══ Given data ══
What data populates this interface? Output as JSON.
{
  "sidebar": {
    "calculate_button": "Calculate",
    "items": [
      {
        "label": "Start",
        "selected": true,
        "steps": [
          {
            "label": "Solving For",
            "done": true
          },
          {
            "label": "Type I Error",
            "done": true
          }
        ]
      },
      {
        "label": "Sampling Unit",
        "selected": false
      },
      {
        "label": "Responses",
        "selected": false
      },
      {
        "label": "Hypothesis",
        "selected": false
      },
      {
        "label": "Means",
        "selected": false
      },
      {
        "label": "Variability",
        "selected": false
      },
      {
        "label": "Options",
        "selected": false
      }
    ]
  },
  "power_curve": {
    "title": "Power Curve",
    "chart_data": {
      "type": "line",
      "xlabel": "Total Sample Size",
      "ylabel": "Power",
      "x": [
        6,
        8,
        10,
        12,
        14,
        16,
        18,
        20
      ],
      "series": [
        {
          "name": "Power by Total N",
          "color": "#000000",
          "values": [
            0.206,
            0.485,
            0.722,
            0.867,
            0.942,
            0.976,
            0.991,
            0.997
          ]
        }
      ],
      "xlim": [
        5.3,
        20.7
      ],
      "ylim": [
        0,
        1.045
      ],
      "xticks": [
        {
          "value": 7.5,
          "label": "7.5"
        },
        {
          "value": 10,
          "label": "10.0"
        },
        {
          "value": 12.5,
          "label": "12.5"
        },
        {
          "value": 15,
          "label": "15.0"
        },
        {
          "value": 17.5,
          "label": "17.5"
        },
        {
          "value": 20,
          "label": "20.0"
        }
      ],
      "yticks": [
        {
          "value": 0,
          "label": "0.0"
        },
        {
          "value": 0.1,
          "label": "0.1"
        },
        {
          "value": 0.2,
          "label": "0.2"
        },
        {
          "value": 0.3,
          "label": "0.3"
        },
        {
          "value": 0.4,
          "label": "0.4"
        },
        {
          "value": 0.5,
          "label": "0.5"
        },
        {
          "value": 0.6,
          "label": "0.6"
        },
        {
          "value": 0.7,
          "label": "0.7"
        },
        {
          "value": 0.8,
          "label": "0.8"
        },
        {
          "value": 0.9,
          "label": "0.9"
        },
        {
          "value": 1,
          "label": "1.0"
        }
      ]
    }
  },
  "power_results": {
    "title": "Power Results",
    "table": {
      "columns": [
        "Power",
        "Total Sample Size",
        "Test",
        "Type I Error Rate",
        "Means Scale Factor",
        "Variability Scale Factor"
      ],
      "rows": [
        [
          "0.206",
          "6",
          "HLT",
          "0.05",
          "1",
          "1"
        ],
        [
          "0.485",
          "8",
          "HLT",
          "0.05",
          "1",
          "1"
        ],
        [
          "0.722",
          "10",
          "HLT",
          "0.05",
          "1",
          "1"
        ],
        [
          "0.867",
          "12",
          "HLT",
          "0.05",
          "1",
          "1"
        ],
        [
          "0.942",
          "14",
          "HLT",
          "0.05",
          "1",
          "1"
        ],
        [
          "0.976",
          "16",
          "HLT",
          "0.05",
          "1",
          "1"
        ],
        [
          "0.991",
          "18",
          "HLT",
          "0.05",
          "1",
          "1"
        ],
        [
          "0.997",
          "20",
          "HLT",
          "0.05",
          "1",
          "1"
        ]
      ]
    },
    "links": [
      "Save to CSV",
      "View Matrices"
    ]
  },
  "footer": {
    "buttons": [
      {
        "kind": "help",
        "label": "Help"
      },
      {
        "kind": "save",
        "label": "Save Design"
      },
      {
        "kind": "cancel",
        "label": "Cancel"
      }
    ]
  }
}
═══
* **Brief**:
Retype every entry above, word for word.

* **Written response**:
What data populates this interface? Output as JSON.
{
  "sidebar": {
    "calculate_button": "Calculate",
    "items": [
      {
        "label": "Start",
        "selected": true,
        "steps": [
          {
            "label": "Solving For",
            "done": true
          },
          {
            "label": "Type I Error",
            "done": true
          }
        ]
      },
      {
        "label": "Sampling Unit",
        "selected": false
      },
      {
        "label": "Responses",
        "selected": false
      },
      {
        "label": "Hypothesis",
        "selected": false
      },
      {
        "label": "Means",
        "selected": false
      },
      {
        "label": "Variability",
        "selected": false
      },
      {
        "label": "Options",
        "selected": false
      }
    ]
  },
  "power_curve": {
    "title": "Power Curve",
    "chart_data": {
      "type": "line",
      "xlabel": "Total Sample Size",
      "ylabel": "Power",
      "x": [
        6,
        8,
        10,
        12,
        14,
        16,
        18,
        20
      ],
      "series": [
        {
          "name": "Power by Total N",
          "color": "#000000",
          "values": [
            0.206,
            0.485,
            0.722,
            0.867,
            0.942,
            0.976,
            0.991,
            0.997
          ]
        }
      ],
      "xlim": [
        5.3,
        20.7
      ],
      "ylim": [
        0,
        1.045
      ],
      "xticks": [
        {
          "value": 7.5,
          "label": "7.5"
        },
        {
          "value": 10,
          "label": "10.0"
        },
        {
          "value": 12.5,
          "label": "12.5"
        },
        {
          "value": 15,
          "label": "15.0"
        },
        {
          "value": 17.5,
          "label": "17.5"
        },
        {
          "value": 20,
          "label": "20.0"
        }
      ],
      "yticks": [
        {
          "value": 0,
          "label": "0.0"
        },
        {
          "value": 0.1,
          "label": "0.1"
        },
        {
          "value": 0.2,
          "label": "0.2"
        },
        {
          "value": 0.3,
          "label": "0.3"
        },
        {
          "value": 0.4,
          "label": "0.4"
        },
        {
          "value": 0.5,
          "label": "0.5"
        },
        {
          "value": 0.6,
          "label": "0.6"
        },
        {
          "value": 0.7,
          "label": "0.7"
        },
        {
          "value": 0.8,
          "label": "0.8"
        },
        {
          "value": 0.9,
          "label": "0.9"
        },
        {
          "value": 1,
          "label": "1.0"
        }
      ]
    }
  },
  "power_results": {
    "title": "Power Results",
    "table": {
      "columns": [
        "Power",
        "Total Sample Size",
        "Test",
        "Type I Error Rate",
        "Means Scale Factor",
        "Variability Scale Factor"
      ],
      "rows": [
        [
          "0.206",
          "6",
          "HLT",
          "0.05",
          "1",
          "1"
        ],
        [
          "0.485",
          "8",
          "HLT",
          "0.05",
          "1",
          "1"
        ],
        [
          "0.722",
          "10",
          "HLT",
          "0.05",
          "1",
          "1"
        ],
        [
          "0.867",
          "12",
          "HLT",
          "0.05",
          "1",
          "1"
        ],
        [
          "0.942",
          "14",
          "HLT",
          "0.05",
          "1",
          "1"
        ],
        [
          "0.976",
          "16",
          "HLT",
          "0.05",
          "1",
          "1"
        ],
        [
          "0.991",
          "18",
          "HLT",
          "0.05",
          "1",
          "1"
        ],
        [
          "0.997",
          "20",
          "HLT",
          "0.05",
          "1",
          "1"
        ]
      ]
    },
    "links": [
      "Save to CSV",
      "View Matrices"
    ]
  },
  "footer": {
    "buttons": [
      {
        "kind": "help",
        "label": "Help"
      },
      {
        "kind": "save",
        "label": "Save Design"
      },
      {
        "kind": "cancel",
        "label": "Cancel"
      }
    ]
  }
}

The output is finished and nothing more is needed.